● **What you should do**: Make an exact copy of the lines below.

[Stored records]
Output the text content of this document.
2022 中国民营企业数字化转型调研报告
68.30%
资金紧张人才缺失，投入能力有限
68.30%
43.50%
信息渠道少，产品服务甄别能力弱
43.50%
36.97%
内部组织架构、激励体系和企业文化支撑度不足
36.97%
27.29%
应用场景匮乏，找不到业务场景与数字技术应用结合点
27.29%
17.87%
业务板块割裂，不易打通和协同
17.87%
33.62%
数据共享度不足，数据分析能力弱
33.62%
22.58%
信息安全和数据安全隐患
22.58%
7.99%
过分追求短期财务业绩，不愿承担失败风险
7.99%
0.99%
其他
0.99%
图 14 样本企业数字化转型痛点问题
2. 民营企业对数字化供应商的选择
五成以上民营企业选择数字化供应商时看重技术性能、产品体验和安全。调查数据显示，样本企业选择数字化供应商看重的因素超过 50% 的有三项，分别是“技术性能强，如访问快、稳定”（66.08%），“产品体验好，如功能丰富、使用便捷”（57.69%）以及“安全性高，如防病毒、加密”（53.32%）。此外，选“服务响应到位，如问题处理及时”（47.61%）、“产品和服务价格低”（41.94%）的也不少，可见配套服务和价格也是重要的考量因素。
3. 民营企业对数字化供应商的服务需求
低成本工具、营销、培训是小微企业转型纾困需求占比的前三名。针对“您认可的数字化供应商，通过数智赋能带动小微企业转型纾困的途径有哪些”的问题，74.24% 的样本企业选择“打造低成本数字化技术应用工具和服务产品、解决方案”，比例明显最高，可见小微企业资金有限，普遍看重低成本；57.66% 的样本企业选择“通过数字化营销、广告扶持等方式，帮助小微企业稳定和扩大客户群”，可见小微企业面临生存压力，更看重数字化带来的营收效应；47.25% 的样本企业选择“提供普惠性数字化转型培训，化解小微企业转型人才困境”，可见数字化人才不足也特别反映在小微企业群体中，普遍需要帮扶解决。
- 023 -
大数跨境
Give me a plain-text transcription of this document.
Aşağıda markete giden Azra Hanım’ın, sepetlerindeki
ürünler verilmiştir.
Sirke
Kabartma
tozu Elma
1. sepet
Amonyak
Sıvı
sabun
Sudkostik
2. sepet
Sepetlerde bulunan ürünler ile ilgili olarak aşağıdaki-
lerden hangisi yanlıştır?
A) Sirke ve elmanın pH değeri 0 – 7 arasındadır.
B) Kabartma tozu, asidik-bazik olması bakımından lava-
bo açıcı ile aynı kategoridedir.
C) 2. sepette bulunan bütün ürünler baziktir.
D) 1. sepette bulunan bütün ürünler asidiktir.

● **Final result**:
Output the text content of this document.
2022 中国民营企业数字化转型调研报告
68.30%
资金紧张人才缺失，投入能力有限
68.30%
43.50%
信息渠道少，产品服务甄别能力弱
43.50%
36.97%
内部组织架构、激励体系和企业文化支撑度不足
36.97%
27.29%
应用场景匮乏，找不到业务场景与数字技术应用结合点
27.29%
17.87%
业务板块割裂，不易打通和协同
17.87%
33.62%
数据共享度不足，数据分析能力弱
33.62%
22.58%
信息安全和数据安全隐患
22.58%
7.99%
过分追求短期财务业绩，不愿承担失败风险
7.99%
0.99%
其他
0.99%
图 14 样本企业数字化转型痛点问题
2. 民营企业对数字化供应商的选择
五成以上民营企业选择数字化供应商时看重技术性能、产品体验和安全。调查数据显示，样本企业选择数字化供应商看重的因素超过 50% 的有三项，分别是“技术性能强，如访问快、稳定”（66.08%），“产品体验好，如功能丰富、使用便捷”（57.69%）以及“安全性高，如防病毒、加密”（53.32%）。此外，选“服务响应到位，如问题处理及时”（47.61%）、“产品和服务价格低”（41.94%）的也不少，可见配套服务和价格也是重要的考量因素。
3. 民营企业对数字化供应商的服务需求
低成本工具、营销、培训是小微企业转型纾困需求占比的前三名。针对“您认可的数字化供应商，通过数智赋能带动小微企业转型纾困的途径有哪些”的问题，74.24% 的样本企业选择“打造低成本数字化技术应用工具和服务产品、解决方案”，比例明显最高，可见小微企业资金有限，普遍看重低成本；57.66% 的样本企业选择“通过数字化营销、广告扶持等方式，帮助小微企业稳定和扩大客户群”，可见小微企业面临生存压力，更看重数字化带来的营收效应；47.25% 的样本企业选择“提供普惠性数字化转型培训，化解小微企业转型人才困境”，可见数字化人才不足也特别反映在小微企业群体中，普遍需要帮扶解决。
- 023 -
大数跨境
Give me a plain-text transcription of this document.
Aşağıda markete giden Azra Hanım’ın, sepetlerindeki
ürünler verilmiştir.
Sirke
Kabartma
tozu Elma
1. sepet
Amonyak
Sıvı
sabun
Sudkostik
2. sepet
Sepetlerde bulunan ürünler ile ilgili olarak aşağıdaki-
lerden hangisi yanlıştır?
A) Sirke ve elmanın pH değeri 0 – 7 arasındadır.
B) Kabartma tozu, asidik-bazik olması bakımından lava-
bo açıcı ile aynı kategoridedir.
C) 2. sepette bulunan bütün ürünler baziktir.
D) 1. sepette bulunan bütün ürünler asidiktir.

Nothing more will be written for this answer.